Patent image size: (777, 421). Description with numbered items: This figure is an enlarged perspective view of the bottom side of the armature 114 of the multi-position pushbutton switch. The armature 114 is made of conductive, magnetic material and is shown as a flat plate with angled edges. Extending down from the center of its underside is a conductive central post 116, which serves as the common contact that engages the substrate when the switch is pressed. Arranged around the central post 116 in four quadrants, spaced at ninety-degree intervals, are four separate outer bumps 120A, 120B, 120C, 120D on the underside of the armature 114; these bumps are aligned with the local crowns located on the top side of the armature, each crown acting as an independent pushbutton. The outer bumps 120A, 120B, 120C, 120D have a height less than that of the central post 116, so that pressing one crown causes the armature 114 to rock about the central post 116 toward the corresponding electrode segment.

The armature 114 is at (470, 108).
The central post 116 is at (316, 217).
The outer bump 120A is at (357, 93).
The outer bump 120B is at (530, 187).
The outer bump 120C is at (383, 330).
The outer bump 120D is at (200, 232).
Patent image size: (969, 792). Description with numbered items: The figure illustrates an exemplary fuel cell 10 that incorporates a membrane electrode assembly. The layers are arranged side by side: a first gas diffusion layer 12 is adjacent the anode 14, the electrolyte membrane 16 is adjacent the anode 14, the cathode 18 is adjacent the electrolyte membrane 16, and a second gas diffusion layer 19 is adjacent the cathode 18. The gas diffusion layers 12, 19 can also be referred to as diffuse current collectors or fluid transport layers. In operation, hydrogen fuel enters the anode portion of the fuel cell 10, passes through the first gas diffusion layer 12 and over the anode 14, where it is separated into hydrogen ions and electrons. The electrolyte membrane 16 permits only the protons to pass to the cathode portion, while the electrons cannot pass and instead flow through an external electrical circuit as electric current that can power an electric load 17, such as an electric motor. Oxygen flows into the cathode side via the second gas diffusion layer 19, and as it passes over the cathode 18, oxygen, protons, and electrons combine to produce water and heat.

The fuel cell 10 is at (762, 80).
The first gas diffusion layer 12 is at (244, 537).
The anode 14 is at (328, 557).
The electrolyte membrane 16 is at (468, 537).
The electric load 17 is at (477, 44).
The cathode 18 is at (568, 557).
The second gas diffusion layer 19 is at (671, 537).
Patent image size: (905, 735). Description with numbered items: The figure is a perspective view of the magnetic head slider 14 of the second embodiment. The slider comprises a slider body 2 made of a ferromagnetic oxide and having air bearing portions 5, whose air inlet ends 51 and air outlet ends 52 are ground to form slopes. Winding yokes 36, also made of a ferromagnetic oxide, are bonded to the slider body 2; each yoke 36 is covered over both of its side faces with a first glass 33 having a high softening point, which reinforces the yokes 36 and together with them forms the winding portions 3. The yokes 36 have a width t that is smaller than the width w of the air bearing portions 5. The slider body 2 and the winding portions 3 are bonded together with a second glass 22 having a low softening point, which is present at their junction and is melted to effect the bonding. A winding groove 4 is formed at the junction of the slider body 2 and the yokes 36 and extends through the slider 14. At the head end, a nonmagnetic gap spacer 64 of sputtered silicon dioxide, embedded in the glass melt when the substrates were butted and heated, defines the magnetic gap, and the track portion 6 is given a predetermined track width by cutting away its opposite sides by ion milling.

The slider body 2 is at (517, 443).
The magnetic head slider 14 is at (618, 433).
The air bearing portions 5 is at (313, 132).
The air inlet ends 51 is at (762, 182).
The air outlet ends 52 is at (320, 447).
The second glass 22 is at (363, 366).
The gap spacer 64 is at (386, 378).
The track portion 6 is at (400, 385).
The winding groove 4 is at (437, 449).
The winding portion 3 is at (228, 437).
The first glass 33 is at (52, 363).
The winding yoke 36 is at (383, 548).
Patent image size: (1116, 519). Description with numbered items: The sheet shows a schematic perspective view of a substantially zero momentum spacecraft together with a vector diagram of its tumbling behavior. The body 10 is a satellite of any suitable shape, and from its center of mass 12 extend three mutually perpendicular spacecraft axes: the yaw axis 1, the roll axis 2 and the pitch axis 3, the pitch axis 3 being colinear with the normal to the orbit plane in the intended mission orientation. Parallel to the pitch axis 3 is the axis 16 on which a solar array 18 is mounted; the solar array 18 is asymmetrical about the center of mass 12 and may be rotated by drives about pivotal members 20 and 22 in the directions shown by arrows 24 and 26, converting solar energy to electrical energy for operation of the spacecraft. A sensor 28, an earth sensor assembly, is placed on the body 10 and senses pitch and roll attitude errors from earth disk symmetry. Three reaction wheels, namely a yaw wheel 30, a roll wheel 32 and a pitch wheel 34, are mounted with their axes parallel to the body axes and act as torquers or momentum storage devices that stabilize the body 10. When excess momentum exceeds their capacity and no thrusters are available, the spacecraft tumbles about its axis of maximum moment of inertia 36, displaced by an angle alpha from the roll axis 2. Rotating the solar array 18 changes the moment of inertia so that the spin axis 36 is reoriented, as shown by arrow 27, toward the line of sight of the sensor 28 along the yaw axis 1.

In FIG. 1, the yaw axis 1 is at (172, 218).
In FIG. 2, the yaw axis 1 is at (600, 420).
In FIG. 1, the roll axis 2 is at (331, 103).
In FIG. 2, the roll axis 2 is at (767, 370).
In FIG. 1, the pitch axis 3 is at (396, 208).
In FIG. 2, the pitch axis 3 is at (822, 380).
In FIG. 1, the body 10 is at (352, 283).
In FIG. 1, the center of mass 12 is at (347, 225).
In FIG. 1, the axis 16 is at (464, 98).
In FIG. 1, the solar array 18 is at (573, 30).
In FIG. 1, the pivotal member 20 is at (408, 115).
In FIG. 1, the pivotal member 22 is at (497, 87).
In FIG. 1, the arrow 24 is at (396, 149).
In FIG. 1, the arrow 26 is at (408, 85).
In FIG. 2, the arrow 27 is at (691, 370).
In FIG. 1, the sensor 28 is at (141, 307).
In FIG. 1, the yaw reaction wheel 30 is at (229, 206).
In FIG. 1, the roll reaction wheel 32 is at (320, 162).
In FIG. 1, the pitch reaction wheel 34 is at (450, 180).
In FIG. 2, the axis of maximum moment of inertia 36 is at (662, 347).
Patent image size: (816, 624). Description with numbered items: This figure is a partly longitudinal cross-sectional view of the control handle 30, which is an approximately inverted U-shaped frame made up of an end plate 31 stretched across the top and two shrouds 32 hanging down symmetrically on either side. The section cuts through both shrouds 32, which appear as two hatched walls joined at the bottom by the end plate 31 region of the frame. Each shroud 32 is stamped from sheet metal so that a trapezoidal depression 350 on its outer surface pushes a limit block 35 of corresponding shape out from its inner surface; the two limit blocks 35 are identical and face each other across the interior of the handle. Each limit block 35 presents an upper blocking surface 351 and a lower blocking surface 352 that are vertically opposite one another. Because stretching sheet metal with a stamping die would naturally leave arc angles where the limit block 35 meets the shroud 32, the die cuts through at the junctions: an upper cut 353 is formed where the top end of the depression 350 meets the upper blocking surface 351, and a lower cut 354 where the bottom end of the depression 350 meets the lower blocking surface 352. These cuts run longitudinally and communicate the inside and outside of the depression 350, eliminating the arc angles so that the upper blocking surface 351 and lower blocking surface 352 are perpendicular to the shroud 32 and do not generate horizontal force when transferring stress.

Exercise task =
Retype all of the items above line by line, changing nothing.

Worked answer =
Patent image size: (777, 421). Description with numbered items: This figure is an enlarged perspective view of the bottom side of the armature 114 of the multi-position pushbutton switch. The armature 114 is made of conductive, magnetic material and is shown as a flat plate with angled edges. Extending down from the center of its underside is a conductive central post 116, which serves as the common contact that engages the substrate when the switch is pressed. Arranged around the central post 116 in four quadrants, spaced at ninety-degree intervals, are four separate outer bumps 120A, 120B, 120C, 120D on the underside of the armature 114; these bumps are aligned with the local crowns located on the top side of the armature, each crown acting as an independent pushbutton. The outer bumps 120A, 120B, 120C, 120D have a height less than that of the central post 116, so that pressing one crown causes the armature 114 to rock about the central post 116 toward the corresponding electrode segment.

The armature 114 is at (470, 108).
The central post 116 is at (316, 217).
The outer bump 120A is at (357, 93).
The outer bump 120B is at (530, 187).
The outer bump 120C is at (383, 330).
The outer bump 120D is at (200, 232).
Patent image size: (969, 792). Description with numbered items: The figure illustrates an exemplary fuel cell 10 that incorporates a membrane electrode assembly. The layers are arranged side by side: a first gas diffusion layer 12 is adjacent the anode 14, the electrolyte membrane 16 is adjacent the anode 14, the cathode 18 is adjacent the electrolyte membrane 16, and a second gas diffusion layer 19 is adjacent the cathode 18. The gas diffusion layers 12, 19 can also be referred to as diffuse current collectors or fluid transport layers. In operation, hydrogen fuel enters the anode portion of the fuel cell 10, passes through the first gas diffusion layer 12 and over the anode 14, where it is separated into hydrogen ions and electrons. The electrolyte membrane 16 permits only the protons to pass to the cathode portion, while the electrons cannot pass and instead flow through an external electrical circuit as electric current that can power an electric load 17, such as an electric motor. Oxygen flows into the cathode side via the second gas diffusion layer 19, and as it passes over the cathode 18, oxygen, protons, and electrons combine to produce water and heat.

The fuel cell 10 is at (762, 80).
The first gas diffusion layer 12 is at (244, 537).
The anode 14 is at (328, 557).
The electrolyte membrane 16 is at (468, 537).
The electric load 17 is at (477, 44).
The cathode 18 is at (568, 557).
The second gas diffusion layer 19 is at (671, 537).
Patent image size: (905, 735). Description with numbered items: The figure is a perspective view of the magnetic head slider 14 of the second embodiment. The slider comprises a slider body 2 made of a ferromagnetic oxide and having air bearing portions 5, whose air inlet ends 51 and air outlet ends 52 are ground to form slopes. Winding yokes 36, also made of a ferromagnetic oxide, are bonded to the slider body 2; each yoke 36 is covered over both of its side faces with a first glass 33 having a high softening point, which reinforces the yokes 36 and together with them forms the winding portions 3. The yokes 36 have a width t that is smaller than the width w of the air bearing portions 5. The slider body 2 and the winding portions 3 are bonded together with a second glass 22 having a low softening point, which is present at their junction and is melted to effect the bonding. A winding groove 4 is formed at the junction of the slider body 2 and the yokes 36 and extends through the slider 14. At the head end, a nonmagnetic gap spacer 64 of sputtered silicon dioxide, embedded in the glass melt when the substrates were butted and heated, defines the magnetic gap, and the track portion 6 is given a predetermined track width by cutting away its opposite sides by ion milling.

The slider body 2 is at (517, 443).
The magnetic head slider 14 is at (618, 433).
The air bearing portions 5 is at (313, 132).
The air inlet ends 51 is at (762, 182).
The air outlet ends 52 is at (320, 447).
The second glass 22 is at (363, 366).
The gap spacer 64 is at (386, 378).
The track portion 6 is at (400, 385).
The winding groove 4 is at (437, 449).
The winding portion 3 is at (228, 437).
The first glass 33 is at (52, 363).
The winding yoke 36 is at (383, 548).
Patent image size: (1116, 519). Description with numbered items: The sheet shows a schematic perspective view of a substantially zero momentum spacecraft together with a vector diagram of its tumbling behavior. The body 10 is a satellite of any suitable shape, and from its center of mass 12 extend three mutually perpendicular spacecraft axes: the yaw axis 1, the roll axis 2 and the pitch axis 3, the pitch axis 3 being colinear with the normal to the orbit plane in the intended mission orientation. Parallel to the pitch axis 3 is the axis 16 on which a solar array 18 is mounted; the solar array 18 is asymmetrical about the center of mass 12 and may be rotated by drives about pivotal members 20 and 22 in the directions shown by arrows 24 and 26, converting solar energy to electrical energy for operation of the spacecraft. A sensor 28, an earth sensor assembly, is placed on the body 10 and senses pitch and roll attitude errors from earth disk symmetry. Three reaction wheels, namely a yaw wheel 30, a roll wheel 32 and a pitch wheel 34, are mounted with their axes parallel to the body axes and act as torquers or momentum storage devices that stabilize the body 10. When excess momentum exceeds their capacity and no thrusters are available, the spacecraft tumbles about its axis of maximum moment of inertia 36, displaced by an angle alpha from the roll axis 2. Rotating the solar array 18 changes the moment of inertia so that the spin axis 36 is reoriented, as shown by arrow 27, toward the line of sight of the sensor 28 along the yaw axis 1.

In FIG. 1, the yaw axis 1 is at (172, 218).
In FIG. 2, the yaw axis 1 is at (600, 420).
In FIG. 1, the roll axis 2 is at (331, 103).
In FIG. 2, the roll axis 2 is at (767, 370).
In FIG. 1, the pitch axis 3 is at (396, 208).
In FIG. 2, the pitch axis 3 is at (822, 380).
In FIG. 1, the body 10 is at (352, 283).
In FIG. 1, the center of mass 12 is at (347, 225).
In FIG. 1, the axis 16 is at (464, 98).
In FIG. 1, the solar array 18 is at (573, 30).
In FIG. 1, the pivotal member 20 is at (408, 115).
In FIG. 1, the pivotal member 22 is at (497, 87).
In FIG. 1, the arrow 24 is at (396, 149).
In FIG. 1, the arrow 26 is at (408, 85).
In FIG. 2, the arrow 27 is at (691, 370).
In FIG. 1, the sensor 28 is at (141, 307).
In FIG. 1, the yaw reaction wheel 30 is at (229, 206).
In FIG. 1, the roll reaction wheel 32 is at (320, 162).
In FIG. 1, the pitch reaction wheel 34 is at (450, 180).
In FIG. 2, the axis of maximum moment of inertia 36 is at (662, 347).
Patent image size: (816, 624). Description with numbered items: This figure is a partly longitudinal cross-sectional view of the control handle 30, which is an approximately inverted U-shaped frame made up of an end plate 31 stretched across the top and two shrouds 32 hanging down symmetrically on either side. The section cuts through both shrouds 32, which appear as two hatched walls joined at the bottom by the end plate 31 region of the frame. Each shroud 32 is stamped from sheet metal so that a trapezoidal depression 350 on its outer surface pushes a limit block 35 of corresponding shape out from its inner surface; the two limit blocks 35 are identical and face each other across the interior of the handle. Each limit block 35 presents an upper blocking surface 351 and a lower blocking surface 352 that are vertically opposite one another. Because stretching sheet metal with a stamping die would naturally leave arc angles where the limit block 35 meets the shroud 32, the die cuts through at the junctions: an upper cut 353 is formed where the top end of the depression 350 meets the upper blocking surface 351, and a lower cut 354 where the bottom end of the depression 350 meets the lower blocking surface 352. These cuts run longitudinally and communicate the inside and outside of the depression 350, eliminating the arc angles so that the upper blocking surface 351 and lower blocking surface 352 are perpendicular to the shroud 32 and do not generate horizontal force when transferring stress.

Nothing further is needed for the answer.